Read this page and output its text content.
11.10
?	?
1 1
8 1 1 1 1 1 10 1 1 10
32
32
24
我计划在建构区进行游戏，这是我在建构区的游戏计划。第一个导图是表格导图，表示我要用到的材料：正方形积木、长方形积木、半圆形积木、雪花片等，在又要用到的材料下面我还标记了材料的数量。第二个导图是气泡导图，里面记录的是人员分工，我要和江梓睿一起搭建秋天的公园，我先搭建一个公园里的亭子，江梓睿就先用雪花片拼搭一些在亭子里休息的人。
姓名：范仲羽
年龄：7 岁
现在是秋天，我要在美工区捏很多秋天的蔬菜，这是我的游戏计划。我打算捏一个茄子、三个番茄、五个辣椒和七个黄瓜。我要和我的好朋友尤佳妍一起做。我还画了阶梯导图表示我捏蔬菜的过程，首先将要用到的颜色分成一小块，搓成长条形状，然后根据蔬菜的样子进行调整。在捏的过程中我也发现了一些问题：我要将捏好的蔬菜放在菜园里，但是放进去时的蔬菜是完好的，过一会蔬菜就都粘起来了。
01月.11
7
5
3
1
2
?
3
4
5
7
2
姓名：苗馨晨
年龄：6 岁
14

========================

What the task requires: Go through the material above line by line and copy it exactly.

Problem solution:
Read this page and output its text content.
11.10
?	?
1 1
8 1 1 1 1 1 10 1 1 10
32
32
24
我计划在建构区进行游戏，这是我在建构区的游戏计划。第一个导图是表格导图，表示我要用到的材料：正方形积木、长方形积木、半圆形积木、雪花片等，在又要用到的材料下面我还标记了材料的数量。第二个导图是气泡导图，里面记录的是人员分工，我要和江梓睿一起搭建秋天的公园，我先搭建一个公园里的亭子，江梓睿就先用雪花片拼搭一些在亭子里休息的人。
姓名：范仲羽
年龄：7 岁
现在是秋天，我要在美工区捏很多秋天的蔬菜，这是我的游戏计划。我打算捏一个茄子、三个番茄、五个辣椒和七个黄瓜。我要和我的好朋友尤佳妍一起做。我还画了阶梯导图表示我捏蔬菜的过程，首先将要用到的颜色分成一小块，搓成长条形状，然后根据蔬菜的样子进行调整。在捏的过程中我也发现了一些问题：我要将捏好的蔬菜放在菜园里，但是放进去时的蔬菜是完好的，过一会蔬菜就都粘起来了。
01月.11
7
5
3
1
2
?
3
4
5
7
2
姓名：苗馨晨
年龄：6 岁
14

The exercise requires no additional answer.